THE REQUEST> Go through the data below and gather each line containing "percent".

Dataset rows about figures:
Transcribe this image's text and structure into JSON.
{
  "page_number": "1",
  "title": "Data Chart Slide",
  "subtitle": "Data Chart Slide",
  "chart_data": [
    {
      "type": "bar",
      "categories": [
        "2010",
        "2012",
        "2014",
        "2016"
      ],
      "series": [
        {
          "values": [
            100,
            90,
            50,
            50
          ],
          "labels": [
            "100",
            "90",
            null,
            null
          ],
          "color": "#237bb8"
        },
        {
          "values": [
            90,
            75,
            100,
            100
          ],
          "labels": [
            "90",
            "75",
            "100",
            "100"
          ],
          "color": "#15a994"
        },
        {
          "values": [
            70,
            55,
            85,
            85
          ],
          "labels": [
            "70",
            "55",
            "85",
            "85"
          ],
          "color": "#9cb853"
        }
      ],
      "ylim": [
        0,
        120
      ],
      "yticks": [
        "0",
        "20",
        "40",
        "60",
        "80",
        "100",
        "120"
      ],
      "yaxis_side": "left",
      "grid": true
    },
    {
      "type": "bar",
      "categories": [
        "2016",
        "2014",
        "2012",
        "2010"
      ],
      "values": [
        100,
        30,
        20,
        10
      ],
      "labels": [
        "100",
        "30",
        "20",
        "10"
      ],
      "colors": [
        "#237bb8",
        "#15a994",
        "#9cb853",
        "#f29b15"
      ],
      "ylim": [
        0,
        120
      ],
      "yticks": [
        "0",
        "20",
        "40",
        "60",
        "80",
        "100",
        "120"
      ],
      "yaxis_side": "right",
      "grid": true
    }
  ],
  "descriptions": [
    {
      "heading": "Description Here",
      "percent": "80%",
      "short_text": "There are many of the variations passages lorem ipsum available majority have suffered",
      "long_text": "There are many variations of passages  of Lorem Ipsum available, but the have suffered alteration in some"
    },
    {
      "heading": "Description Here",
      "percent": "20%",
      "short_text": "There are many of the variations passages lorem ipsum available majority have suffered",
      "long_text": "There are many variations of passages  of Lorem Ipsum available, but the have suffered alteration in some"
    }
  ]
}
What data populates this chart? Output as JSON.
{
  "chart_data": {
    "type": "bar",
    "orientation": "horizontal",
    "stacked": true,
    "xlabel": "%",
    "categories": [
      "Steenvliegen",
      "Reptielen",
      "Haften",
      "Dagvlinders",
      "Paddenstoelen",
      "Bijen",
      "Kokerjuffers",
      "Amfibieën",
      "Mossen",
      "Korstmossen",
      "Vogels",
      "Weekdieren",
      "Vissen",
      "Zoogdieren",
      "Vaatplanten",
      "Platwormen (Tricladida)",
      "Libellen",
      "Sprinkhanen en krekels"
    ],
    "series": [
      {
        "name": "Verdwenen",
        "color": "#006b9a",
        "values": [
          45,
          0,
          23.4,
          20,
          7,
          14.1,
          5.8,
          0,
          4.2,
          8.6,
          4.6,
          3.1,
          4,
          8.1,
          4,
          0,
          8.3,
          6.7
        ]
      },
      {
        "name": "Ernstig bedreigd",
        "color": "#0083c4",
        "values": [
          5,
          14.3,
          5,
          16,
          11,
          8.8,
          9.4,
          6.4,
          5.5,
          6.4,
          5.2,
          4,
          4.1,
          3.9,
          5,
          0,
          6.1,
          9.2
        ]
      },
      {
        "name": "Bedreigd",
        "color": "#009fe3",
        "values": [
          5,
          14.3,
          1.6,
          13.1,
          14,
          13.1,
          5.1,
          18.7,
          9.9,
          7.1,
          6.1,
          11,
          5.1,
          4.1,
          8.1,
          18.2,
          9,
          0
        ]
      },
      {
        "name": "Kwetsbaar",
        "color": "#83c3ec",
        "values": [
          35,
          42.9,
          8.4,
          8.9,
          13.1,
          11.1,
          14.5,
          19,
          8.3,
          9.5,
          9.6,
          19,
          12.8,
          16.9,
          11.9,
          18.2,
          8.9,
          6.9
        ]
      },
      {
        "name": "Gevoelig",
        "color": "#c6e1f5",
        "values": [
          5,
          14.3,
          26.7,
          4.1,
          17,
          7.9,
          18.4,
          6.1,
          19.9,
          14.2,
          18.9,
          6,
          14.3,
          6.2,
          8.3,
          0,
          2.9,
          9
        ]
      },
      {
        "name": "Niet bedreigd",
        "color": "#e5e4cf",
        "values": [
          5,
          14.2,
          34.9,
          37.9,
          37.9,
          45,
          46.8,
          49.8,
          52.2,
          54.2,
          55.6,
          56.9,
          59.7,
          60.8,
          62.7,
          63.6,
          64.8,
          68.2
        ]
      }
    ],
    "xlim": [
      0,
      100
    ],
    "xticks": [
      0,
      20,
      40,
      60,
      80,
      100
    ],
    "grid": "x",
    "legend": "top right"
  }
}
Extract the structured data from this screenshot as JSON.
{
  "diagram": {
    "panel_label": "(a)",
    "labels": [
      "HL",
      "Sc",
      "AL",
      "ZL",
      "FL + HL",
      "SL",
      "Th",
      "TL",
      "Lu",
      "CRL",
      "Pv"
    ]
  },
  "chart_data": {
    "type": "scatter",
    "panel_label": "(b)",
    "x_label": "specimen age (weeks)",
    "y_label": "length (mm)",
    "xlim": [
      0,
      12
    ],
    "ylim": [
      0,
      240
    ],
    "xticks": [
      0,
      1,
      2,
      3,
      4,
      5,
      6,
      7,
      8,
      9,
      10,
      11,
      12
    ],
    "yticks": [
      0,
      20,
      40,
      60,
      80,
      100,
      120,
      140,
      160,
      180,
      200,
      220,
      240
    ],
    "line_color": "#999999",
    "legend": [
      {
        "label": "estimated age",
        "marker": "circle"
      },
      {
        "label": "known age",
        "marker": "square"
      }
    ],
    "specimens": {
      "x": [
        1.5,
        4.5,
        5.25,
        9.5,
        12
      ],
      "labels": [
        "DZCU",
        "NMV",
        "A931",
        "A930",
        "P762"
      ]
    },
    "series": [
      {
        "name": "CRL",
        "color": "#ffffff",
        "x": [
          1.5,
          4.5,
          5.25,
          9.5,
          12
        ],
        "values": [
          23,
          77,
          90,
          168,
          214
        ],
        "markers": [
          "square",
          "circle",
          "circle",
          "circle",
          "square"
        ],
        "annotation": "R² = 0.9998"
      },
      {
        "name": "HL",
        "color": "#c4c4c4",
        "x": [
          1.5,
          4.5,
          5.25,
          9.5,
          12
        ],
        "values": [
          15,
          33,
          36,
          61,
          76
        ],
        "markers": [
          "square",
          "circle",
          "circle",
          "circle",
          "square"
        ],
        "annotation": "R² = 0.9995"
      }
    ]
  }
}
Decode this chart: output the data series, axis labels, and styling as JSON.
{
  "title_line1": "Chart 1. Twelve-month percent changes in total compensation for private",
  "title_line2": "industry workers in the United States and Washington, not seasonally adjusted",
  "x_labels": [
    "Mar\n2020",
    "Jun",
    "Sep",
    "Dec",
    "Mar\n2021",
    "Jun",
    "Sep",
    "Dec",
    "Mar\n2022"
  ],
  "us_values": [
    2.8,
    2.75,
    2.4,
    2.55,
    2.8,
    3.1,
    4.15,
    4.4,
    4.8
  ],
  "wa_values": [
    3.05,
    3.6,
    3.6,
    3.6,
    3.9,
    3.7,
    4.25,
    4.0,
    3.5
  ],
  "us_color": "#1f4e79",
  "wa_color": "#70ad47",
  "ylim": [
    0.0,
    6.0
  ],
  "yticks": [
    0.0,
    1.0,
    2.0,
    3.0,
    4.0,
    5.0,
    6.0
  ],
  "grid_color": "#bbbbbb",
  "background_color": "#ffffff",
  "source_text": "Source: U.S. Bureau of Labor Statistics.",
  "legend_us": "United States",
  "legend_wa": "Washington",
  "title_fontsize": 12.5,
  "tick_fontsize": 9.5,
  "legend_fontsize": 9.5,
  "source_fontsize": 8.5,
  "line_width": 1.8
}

ANSWER FOR THE TASK>
      "percent": "80%",
      "percent": "20%",
  "title_line1": "Chart 1. Twelve-month percent changes in total compensation for private",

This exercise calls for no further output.